BEGIN Data rows

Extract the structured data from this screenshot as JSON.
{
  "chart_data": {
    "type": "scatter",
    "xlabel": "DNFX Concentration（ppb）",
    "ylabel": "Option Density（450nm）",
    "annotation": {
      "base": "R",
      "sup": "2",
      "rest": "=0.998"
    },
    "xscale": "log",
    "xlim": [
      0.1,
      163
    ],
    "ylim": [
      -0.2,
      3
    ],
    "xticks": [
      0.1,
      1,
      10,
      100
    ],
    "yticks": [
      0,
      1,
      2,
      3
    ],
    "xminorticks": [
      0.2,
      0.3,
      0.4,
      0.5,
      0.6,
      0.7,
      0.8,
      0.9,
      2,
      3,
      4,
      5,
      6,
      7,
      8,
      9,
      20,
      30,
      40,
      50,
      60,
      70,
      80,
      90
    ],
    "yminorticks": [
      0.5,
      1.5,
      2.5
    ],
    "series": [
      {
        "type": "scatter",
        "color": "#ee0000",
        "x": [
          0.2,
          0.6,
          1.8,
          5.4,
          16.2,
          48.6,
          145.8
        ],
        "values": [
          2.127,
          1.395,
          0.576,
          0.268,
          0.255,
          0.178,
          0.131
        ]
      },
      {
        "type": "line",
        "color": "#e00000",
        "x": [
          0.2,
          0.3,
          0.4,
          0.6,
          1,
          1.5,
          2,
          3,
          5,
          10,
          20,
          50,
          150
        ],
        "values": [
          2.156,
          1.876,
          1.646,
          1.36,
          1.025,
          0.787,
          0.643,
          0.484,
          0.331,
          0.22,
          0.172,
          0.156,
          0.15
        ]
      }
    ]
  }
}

END Data rows

# Exercise:
Within the listing above, copy each line that has the string "type".

# Solution to the problem:
    "type": "scatter",
        "type": "scatter",
        "type": "line",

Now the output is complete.